══ Information supplied ══

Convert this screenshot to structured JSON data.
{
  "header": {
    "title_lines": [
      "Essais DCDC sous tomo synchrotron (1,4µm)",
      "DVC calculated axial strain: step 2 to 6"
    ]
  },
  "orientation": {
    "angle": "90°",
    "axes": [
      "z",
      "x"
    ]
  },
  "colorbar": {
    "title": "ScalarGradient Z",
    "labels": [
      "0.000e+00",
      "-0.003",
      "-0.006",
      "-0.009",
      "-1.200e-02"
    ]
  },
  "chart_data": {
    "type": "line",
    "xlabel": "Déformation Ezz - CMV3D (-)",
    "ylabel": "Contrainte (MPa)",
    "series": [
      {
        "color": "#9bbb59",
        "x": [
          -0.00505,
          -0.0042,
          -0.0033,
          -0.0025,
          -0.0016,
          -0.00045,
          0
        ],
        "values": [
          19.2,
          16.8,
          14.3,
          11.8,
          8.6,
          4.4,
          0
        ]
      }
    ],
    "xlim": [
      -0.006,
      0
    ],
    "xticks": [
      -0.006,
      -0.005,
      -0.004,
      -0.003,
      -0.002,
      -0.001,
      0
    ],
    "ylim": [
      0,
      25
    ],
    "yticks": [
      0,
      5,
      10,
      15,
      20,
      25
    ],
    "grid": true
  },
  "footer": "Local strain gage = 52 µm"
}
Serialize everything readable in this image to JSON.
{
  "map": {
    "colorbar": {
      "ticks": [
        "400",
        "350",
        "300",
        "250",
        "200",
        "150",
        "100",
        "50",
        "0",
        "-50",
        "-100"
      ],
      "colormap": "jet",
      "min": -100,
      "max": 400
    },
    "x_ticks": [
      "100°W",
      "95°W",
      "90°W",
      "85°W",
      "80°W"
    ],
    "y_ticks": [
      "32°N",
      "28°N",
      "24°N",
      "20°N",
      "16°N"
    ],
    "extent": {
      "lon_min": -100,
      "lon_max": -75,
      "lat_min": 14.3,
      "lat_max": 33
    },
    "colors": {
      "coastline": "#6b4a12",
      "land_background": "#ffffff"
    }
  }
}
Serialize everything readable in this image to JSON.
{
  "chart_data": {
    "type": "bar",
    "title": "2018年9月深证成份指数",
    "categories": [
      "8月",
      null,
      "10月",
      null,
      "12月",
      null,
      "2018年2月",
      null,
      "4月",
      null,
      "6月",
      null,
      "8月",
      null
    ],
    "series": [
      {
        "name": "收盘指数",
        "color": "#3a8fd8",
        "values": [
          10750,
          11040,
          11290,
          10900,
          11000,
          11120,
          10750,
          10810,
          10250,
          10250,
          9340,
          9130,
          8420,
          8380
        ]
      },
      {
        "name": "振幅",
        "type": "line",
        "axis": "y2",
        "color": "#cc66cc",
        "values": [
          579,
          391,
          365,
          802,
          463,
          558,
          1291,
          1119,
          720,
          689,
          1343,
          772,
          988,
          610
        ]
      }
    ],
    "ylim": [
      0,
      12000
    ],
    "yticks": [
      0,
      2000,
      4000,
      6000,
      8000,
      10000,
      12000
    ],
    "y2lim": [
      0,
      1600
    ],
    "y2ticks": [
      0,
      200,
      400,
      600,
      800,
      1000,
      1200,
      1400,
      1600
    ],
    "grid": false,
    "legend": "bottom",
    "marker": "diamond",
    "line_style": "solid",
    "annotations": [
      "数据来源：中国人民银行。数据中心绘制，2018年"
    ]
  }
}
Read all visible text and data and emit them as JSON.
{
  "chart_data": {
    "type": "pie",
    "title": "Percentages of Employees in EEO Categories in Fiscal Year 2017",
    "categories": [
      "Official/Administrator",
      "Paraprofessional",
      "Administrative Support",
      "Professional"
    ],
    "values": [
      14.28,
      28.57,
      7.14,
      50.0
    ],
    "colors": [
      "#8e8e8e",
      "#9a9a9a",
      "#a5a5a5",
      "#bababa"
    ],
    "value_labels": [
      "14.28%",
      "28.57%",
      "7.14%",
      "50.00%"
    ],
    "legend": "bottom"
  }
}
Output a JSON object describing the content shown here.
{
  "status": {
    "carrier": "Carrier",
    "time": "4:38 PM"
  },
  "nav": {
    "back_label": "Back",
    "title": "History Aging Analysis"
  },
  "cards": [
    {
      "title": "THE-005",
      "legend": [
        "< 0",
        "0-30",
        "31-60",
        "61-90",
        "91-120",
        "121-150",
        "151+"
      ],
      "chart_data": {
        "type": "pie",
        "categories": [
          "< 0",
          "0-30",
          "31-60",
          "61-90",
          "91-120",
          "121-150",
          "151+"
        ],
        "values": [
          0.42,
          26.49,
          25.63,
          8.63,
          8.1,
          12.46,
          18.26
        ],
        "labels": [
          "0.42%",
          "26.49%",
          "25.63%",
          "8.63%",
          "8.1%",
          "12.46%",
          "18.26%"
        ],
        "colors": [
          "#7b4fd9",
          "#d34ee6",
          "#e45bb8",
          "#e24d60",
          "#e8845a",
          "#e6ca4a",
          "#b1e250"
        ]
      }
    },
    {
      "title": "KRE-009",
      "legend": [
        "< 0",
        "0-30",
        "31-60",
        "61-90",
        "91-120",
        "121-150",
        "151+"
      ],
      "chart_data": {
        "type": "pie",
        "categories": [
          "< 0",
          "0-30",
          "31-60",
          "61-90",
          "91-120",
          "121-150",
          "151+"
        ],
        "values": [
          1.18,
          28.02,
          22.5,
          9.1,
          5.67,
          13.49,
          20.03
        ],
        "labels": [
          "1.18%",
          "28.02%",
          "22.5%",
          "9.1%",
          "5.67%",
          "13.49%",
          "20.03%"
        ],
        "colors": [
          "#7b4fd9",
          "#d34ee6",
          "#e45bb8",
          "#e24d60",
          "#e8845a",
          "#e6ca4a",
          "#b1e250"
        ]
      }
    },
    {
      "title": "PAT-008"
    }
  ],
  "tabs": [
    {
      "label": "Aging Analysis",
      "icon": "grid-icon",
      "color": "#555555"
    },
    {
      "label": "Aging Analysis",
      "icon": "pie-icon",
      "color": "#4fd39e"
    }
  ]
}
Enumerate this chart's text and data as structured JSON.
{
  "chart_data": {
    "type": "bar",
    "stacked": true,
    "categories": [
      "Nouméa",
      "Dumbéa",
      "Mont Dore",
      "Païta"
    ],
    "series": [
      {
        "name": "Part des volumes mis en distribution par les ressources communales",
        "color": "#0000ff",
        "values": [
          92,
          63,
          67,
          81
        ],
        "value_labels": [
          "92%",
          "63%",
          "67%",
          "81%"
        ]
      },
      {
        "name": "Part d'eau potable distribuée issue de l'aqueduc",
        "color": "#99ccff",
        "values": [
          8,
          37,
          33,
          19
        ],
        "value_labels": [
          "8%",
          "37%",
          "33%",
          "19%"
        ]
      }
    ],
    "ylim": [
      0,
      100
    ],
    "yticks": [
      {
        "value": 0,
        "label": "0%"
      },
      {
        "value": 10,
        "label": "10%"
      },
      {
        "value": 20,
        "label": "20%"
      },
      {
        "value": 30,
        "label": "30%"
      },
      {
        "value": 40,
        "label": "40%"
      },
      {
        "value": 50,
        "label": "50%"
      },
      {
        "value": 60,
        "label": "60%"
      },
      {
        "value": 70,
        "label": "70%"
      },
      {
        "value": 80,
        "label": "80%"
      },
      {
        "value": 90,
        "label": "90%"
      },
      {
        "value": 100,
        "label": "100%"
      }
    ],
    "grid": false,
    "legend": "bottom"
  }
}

═══

» What the exercise asks
Give the count of lines holding the word "grid", with no other words.

» Task result
4